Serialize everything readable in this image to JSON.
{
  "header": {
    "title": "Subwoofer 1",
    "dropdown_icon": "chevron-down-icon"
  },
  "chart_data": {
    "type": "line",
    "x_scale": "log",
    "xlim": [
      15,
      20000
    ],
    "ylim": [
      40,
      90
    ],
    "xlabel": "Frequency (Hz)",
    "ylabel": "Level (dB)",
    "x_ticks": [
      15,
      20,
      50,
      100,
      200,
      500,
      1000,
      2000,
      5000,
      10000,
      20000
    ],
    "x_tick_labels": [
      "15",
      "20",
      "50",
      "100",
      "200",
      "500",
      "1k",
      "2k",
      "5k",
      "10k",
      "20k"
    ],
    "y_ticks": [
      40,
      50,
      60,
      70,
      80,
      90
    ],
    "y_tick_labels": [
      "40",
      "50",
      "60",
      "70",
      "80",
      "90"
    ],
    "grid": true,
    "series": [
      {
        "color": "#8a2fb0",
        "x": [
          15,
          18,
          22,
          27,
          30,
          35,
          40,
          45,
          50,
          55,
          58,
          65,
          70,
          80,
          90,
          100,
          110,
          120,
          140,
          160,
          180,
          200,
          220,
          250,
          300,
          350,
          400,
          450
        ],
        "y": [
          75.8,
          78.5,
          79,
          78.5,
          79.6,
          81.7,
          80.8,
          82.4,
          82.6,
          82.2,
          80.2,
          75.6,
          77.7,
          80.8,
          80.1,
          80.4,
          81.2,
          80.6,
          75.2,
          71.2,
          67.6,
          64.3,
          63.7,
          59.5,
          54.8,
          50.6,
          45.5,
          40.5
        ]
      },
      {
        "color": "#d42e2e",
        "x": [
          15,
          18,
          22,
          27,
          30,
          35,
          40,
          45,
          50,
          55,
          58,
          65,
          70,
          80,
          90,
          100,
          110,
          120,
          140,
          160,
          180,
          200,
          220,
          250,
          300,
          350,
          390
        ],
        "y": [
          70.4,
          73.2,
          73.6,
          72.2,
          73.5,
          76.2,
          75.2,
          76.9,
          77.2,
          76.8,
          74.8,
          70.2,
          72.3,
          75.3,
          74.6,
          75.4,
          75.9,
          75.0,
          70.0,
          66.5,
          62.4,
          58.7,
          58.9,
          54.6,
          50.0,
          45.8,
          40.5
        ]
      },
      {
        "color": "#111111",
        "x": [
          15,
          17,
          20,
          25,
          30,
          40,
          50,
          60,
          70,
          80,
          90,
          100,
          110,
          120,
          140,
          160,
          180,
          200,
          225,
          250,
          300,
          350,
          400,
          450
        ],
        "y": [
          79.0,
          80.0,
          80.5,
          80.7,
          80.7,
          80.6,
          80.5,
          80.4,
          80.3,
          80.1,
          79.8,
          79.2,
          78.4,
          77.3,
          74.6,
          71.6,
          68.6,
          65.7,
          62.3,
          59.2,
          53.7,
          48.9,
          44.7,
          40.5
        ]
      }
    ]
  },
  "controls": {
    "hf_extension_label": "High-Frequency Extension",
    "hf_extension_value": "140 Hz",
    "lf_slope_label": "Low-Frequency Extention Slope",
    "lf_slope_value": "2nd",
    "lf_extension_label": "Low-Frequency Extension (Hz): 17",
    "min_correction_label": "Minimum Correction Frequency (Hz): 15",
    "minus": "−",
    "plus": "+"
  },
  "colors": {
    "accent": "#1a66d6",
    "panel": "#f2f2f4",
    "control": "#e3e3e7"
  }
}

* _WRITTEN EXERCISE_
Report the number of lines above that contain the word "Frequency", and only that number.

* _RESULT FOR THIS TASK_
5